Records contained in a dataset
>>>
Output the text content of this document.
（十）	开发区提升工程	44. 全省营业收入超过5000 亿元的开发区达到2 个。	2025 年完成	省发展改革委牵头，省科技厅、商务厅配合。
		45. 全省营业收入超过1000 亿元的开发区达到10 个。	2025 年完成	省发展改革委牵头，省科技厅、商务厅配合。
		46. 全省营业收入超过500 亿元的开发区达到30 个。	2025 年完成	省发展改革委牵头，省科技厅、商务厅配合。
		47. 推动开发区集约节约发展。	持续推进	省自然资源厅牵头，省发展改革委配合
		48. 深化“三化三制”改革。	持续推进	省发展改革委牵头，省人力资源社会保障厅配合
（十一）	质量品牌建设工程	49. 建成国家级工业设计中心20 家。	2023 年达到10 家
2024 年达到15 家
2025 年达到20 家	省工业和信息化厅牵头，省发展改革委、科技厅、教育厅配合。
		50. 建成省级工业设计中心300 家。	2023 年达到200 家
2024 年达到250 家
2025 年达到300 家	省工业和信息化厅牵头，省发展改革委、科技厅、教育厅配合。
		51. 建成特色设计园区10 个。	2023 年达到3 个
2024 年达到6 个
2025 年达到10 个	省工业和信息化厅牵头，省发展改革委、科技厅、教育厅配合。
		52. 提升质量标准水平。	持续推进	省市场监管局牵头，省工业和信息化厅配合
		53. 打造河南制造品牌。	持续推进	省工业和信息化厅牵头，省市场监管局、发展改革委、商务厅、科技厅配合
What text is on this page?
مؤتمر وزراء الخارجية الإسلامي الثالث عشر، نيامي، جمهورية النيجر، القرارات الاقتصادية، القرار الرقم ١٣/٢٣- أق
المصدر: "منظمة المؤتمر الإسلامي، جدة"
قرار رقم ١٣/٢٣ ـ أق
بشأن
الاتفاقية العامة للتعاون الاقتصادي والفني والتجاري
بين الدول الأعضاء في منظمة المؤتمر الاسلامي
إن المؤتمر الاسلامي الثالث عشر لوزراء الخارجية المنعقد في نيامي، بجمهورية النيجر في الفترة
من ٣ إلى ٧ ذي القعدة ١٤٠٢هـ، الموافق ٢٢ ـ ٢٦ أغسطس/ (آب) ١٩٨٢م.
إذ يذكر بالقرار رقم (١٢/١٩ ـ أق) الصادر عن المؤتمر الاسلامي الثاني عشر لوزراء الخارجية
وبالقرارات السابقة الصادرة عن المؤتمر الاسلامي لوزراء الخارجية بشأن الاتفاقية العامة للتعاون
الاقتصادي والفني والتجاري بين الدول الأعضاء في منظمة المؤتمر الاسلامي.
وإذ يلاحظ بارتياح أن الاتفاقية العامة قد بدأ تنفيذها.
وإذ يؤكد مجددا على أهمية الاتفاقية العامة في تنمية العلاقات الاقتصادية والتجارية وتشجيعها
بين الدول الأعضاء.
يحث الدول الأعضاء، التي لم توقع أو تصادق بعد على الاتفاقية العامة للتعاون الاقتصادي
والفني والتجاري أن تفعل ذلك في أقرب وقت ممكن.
<<<
**Set exercise:**
Please output the entries above, every line exactly as it reads.

**The reply:**
Output the text content of this document.
（十）	开发区提升工程	44. 全省营业收入超过5000 亿元的开发区达到2 个。	2025 年完成	省发展改革委牵头，省科技厅、商务厅配合。
		45. 全省营业收入超过1000 亿元的开发区达到10 个。	2025 年完成	省发展改革委牵头，省科技厅、商务厅配合。
		46. 全省营业收入超过500 亿元的开发区达到30 个。	2025 年完成	省发展改革委牵头，省科技厅、商务厅配合。
		47. 推动开发区集约节约发展。	持续推进	省自然资源厅牵头，省发展改革委配合
		48. 深化“三化三制”改革。	持续推进	省发展改革委牵头，省人力资源社会保障厅配合
（十一）	质量品牌建设工程	49. 建成国家级工业设计中心20 家。	2023 年达到10 家
2024 年达到15 家
2025 年达到20 家	省工业和信息化厅牵头，省发展改革委、科技厅、教育厅配合。
		50. 建成省级工业设计中心300 家。	2023 年达到200 家
2024 年达到250 家
2025 年达到300 家	省工业和信息化厅牵头，省发展改革委、科技厅、教育厅配合。
		51. 建成特色设计园区10 个。	2023 年达到3 个
2024 年达到6 个
2025 年达到10 个	省工业和信息化厅牵头，省发展改革委、科技厅、教育厅配合。
		52. 提升质量标准水平。	持续推进	省市场监管局牵头，省工业和信息化厅配合
		53. 打造河南制造品牌。	持续推进	省工业和信息化厅牵头，省市场监管局、发展改革委、商务厅、科技厅配合
What text is on this page?
مؤتمر وزراء الخارجية الإسلامي الثالث عشر، نيامي، جمهورية النيجر، القرارات الاقتصادية، القرار الرقم ١٣/٢٣- أق
المصدر: "منظمة المؤتمر الإسلامي، جدة"
قرار رقم ١٣/٢٣ ـ أق
بشأن
الاتفاقية العامة للتعاون الاقتصادي والفني والتجاري
بين الدول الأعضاء في منظمة المؤتمر الاسلامي
إن المؤتمر الاسلامي الثالث عشر لوزراء الخارجية المنعقد في نيامي، بجمهورية النيجر في الفترة
من ٣ إلى ٧ ذي القعدة ١٤٠٢هـ، الموافق ٢٢ ـ ٢٦ أغسطس/ (آب) ١٩٨٢م.
إذ يذكر بالقرار رقم (١٢/١٩ ـ أق) الصادر عن المؤتمر الاسلامي الثاني عشر لوزراء الخارجية
وبالقرارات السابقة الصادرة عن المؤتمر الاسلامي لوزراء الخارجية بشأن الاتفاقية العامة للتعاون
الاقتصادي والفني والتجاري بين الدول الأعضاء في منظمة المؤتمر الاسلامي.
وإذ يلاحظ بارتياح أن الاتفاقية العامة قد بدأ تنفيذها.
وإذ يؤكد مجددا على أهمية الاتفاقية العامة في تنمية العلاقات الاقتصادية والتجارية وتشجيعها
بين الدول الأعضاء.
يحث الدول الأعضاء، التي لم توقع أو تصادق بعد على الاتفاقية العامة للتعاون الاقتصادي
والفني والتجاري أن تفعل ذلك في أقرب وقت ممكن.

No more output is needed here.